Aufgaben:
(A) Bis wann war Roland Spiegel laut dem folgenden Textauszug bei der Münchner Abendzeitung tätig?
(B) Fasse den Absatz des folgenden Textauszugs, der mit „Dass Joe Kienemann und Peter Machac“ beginnt, kürzer zusammen und behalte dabei die wichtigsten Fakten bei.
(C) Nenne alle Personen, die im folgenden Textauszug namentlich erwähnt werden.

Textauszug:
==========

Dass Joe Kienemann und Peter Machac in Pension gingen nutzte die Hauptabteilung Musik im BR nicht dazu, das Angebot an Blue Notes zu reduzieren, sondern man baute den Jazz im Programm von Bayern 4 Klassik und Bayern2Radio sogar noch aus. Über die Arbeit von Beate Sampson und Henning Sieverts berichtete die Jazzzeitung bereits in ihrer Ausgabe vom Dezember 2003. Jetzt porträtiert die Jazzzeitung den Neuen im Team, Roland Spiegel, vielen Jazzfreunden seit Jahren ein Begriff als Kulturredakteur der Münchner Abendzeitung „AZ“ wo er bis März 2004 arbeitete. Doch obwohl Roland Spiegel seit 1980 für Printmedien tätig
ist – begonnen hatte alles bei der „Nürnberger Zeitung“,
1995 ging er zur AZ nach München – gehört seine eigentliche
Liebe dem Radio. Dem guten alten Radio muss man beinahe sagen, denn Spiegel
gehört einer Generation an, die noch nicht mit MTV aufgewachsen ist.

==========

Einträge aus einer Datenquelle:

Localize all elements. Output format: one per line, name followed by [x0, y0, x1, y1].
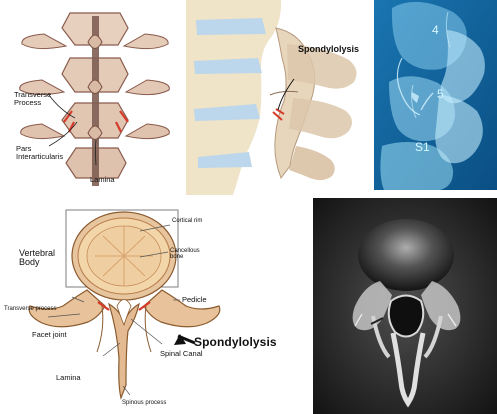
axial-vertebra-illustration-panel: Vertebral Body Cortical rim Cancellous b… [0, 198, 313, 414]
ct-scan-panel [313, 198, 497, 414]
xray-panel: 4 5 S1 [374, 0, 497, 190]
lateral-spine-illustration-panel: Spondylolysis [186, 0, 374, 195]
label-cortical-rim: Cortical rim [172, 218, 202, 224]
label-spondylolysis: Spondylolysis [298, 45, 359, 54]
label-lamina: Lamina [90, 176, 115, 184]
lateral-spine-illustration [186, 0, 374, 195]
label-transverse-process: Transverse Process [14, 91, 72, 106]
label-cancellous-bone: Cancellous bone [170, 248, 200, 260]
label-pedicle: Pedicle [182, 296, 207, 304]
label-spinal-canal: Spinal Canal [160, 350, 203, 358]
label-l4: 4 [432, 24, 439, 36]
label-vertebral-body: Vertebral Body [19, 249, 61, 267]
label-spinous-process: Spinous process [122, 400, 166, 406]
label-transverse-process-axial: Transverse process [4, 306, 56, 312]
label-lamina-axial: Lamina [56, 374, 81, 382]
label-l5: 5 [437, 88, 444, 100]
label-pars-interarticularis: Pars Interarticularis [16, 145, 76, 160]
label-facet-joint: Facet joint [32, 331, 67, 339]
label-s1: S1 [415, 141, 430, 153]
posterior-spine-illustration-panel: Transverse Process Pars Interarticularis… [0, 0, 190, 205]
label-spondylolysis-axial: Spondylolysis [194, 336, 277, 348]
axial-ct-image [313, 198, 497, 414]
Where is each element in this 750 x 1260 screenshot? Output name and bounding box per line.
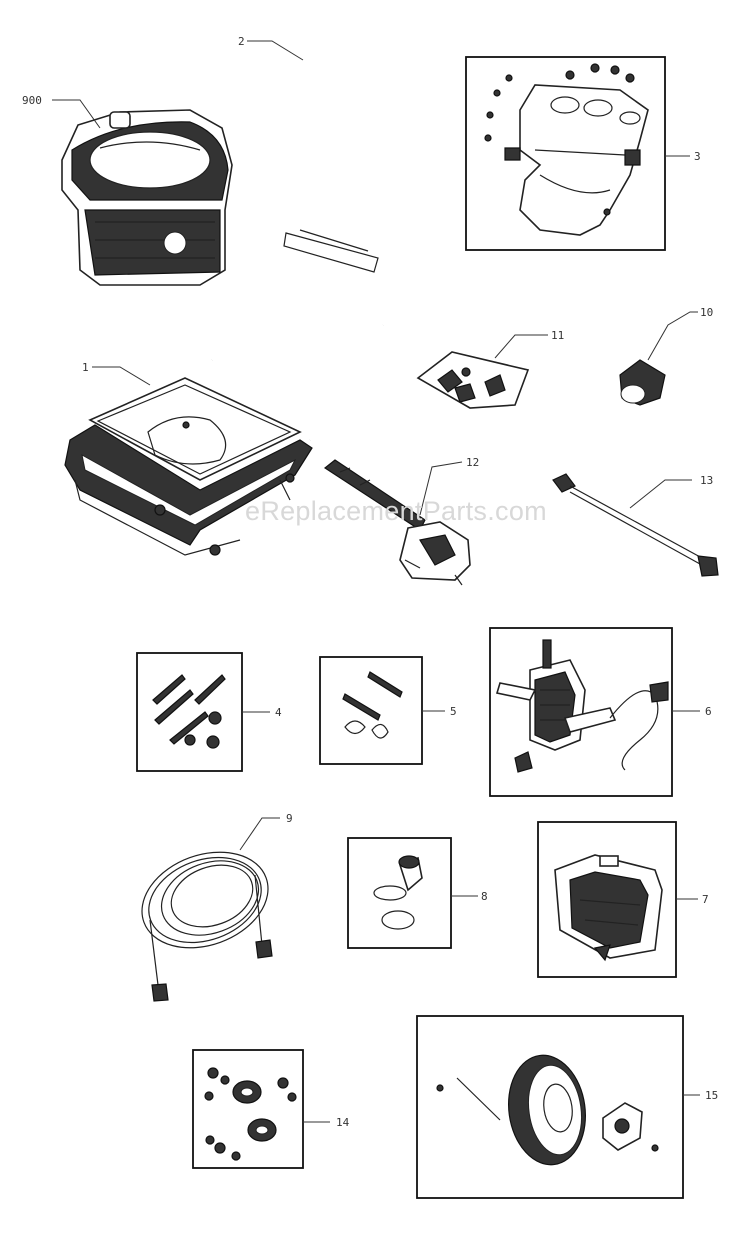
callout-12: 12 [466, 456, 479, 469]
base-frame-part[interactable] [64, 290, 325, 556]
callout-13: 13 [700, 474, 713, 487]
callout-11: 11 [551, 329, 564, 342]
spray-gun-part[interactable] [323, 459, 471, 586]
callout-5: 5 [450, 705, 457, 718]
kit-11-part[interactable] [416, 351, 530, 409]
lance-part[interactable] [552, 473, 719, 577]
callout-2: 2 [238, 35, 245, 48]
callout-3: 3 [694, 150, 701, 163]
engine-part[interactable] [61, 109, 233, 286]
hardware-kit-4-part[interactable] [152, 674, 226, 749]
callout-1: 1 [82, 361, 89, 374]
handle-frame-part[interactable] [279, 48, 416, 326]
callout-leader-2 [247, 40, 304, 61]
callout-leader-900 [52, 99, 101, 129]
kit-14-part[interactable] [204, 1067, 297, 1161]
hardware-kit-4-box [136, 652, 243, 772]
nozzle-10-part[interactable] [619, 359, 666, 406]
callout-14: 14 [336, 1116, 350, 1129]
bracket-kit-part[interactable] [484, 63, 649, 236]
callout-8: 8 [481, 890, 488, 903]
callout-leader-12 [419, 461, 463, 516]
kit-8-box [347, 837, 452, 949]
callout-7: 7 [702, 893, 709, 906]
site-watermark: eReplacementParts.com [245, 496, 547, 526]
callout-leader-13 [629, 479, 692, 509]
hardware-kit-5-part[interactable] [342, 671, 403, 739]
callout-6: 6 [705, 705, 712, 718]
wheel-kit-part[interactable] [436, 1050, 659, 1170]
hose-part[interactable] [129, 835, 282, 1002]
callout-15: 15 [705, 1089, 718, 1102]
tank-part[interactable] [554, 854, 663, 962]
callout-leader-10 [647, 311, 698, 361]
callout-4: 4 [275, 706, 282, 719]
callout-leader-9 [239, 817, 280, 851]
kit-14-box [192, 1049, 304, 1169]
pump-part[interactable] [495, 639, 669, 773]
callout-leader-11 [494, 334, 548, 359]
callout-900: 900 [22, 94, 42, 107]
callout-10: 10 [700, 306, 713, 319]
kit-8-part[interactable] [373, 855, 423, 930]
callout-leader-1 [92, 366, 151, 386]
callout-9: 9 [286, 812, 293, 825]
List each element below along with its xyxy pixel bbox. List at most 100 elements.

==========

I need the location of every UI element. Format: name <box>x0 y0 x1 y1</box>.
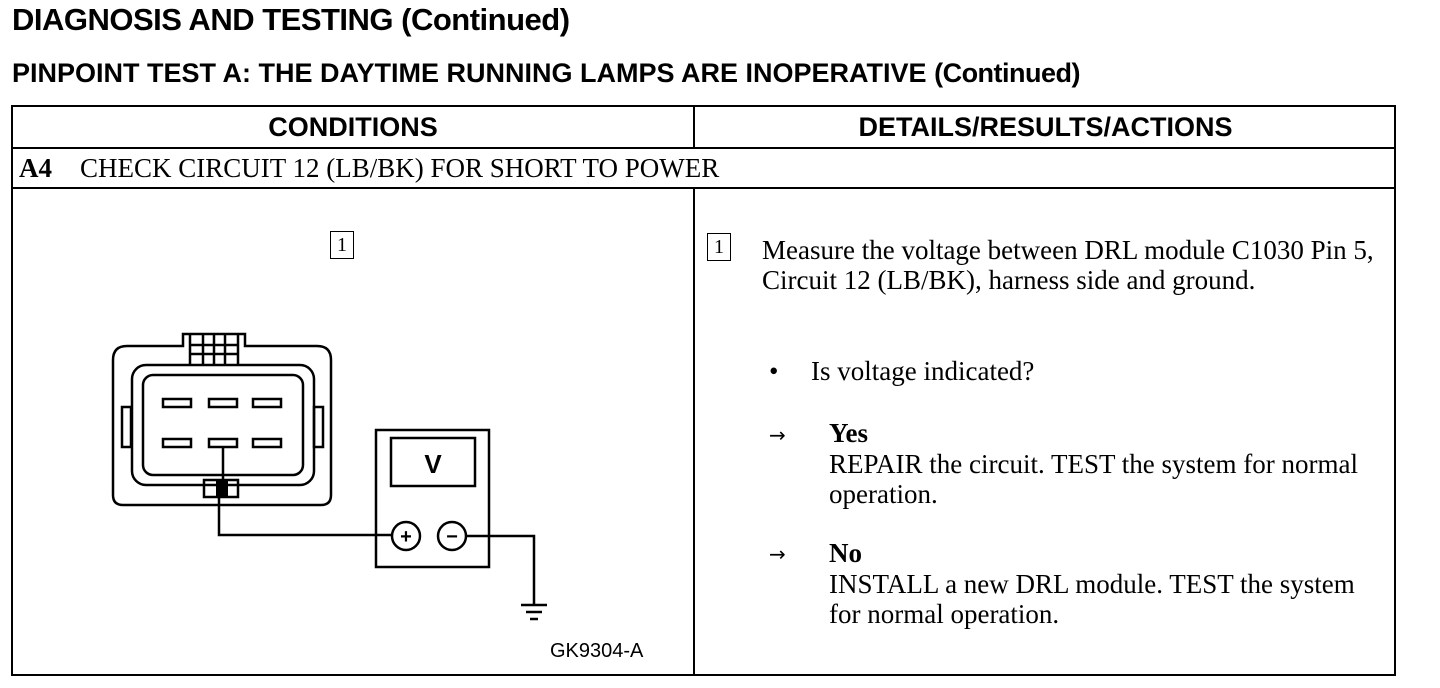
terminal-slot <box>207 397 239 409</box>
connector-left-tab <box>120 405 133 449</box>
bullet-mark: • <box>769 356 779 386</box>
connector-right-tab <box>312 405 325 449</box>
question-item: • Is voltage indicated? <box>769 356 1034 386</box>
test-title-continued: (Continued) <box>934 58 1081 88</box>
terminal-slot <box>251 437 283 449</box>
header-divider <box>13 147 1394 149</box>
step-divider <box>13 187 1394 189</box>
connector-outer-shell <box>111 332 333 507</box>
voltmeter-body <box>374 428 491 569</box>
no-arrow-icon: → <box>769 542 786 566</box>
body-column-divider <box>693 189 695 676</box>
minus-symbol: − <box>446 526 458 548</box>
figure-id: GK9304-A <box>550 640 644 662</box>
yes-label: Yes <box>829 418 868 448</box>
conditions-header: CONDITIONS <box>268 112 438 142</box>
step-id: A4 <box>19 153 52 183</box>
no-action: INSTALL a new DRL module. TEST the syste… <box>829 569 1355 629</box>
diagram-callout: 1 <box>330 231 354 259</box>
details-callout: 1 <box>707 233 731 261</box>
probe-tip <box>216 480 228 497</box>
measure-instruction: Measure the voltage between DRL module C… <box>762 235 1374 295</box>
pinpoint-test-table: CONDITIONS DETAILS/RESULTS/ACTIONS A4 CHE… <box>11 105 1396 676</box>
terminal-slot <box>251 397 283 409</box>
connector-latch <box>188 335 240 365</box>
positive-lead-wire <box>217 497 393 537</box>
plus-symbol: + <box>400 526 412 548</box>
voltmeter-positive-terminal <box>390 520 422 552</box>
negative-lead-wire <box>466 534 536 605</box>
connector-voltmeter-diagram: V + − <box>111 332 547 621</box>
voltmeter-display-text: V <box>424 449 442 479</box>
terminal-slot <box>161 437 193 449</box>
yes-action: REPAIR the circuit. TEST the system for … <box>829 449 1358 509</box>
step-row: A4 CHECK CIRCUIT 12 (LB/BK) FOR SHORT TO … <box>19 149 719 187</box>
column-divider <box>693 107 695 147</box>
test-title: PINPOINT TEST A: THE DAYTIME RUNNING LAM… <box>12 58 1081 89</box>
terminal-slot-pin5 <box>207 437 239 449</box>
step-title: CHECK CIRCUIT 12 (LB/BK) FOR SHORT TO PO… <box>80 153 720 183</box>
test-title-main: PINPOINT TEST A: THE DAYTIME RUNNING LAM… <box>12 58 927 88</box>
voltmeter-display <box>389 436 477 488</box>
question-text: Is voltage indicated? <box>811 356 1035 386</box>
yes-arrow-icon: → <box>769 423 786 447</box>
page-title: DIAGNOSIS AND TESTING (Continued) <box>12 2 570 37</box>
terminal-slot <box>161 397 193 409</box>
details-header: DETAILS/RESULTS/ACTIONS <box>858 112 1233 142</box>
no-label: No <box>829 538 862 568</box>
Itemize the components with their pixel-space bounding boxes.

==========

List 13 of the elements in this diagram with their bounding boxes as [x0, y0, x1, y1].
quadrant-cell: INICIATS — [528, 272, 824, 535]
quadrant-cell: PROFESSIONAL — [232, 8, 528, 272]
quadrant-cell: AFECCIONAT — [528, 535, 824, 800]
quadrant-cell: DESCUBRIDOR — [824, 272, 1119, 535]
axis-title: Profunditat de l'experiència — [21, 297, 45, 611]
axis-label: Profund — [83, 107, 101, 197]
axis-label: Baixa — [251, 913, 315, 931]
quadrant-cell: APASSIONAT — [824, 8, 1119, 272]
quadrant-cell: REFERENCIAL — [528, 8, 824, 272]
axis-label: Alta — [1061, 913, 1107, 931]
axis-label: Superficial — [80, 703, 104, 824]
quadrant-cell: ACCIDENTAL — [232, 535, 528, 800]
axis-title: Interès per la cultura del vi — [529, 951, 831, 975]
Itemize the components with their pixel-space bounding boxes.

==========

Lösungen:
(A) Bis März 2004.

(B) Nach der Pensionierung von Joe Kienemann und Peter Machac reduzierte die Hauptabteilung Musik des BR das Jazzangebot nicht, sondern baute es auf Bayern 4 Klassik und Bayern2Radio sogar aus. Die Jazzzeitung hatte im Dezember 2003 über Beate Sampson und Henning Sieverts berichtet und porträtiert nun Roland Spiegel, den Neuen im Team. Er war bis März 2004 Kulturredakteur der Münchner „AZ“ und ist seit 1980 für Printmedien tätig: Er begann bei der „Nürnberger Zeitung“ und ging 1995 zur AZ nach München. Seine eigentliche Liebe gilt jedoch dem Radio. Er gehört einer Generation an, die noch nicht mit MTV aufgewachsen ist.

(C)
- Joe Kienemann
- Peter Machac
- Beate Sampson
- Henning Sieverts
- Roland Spiegel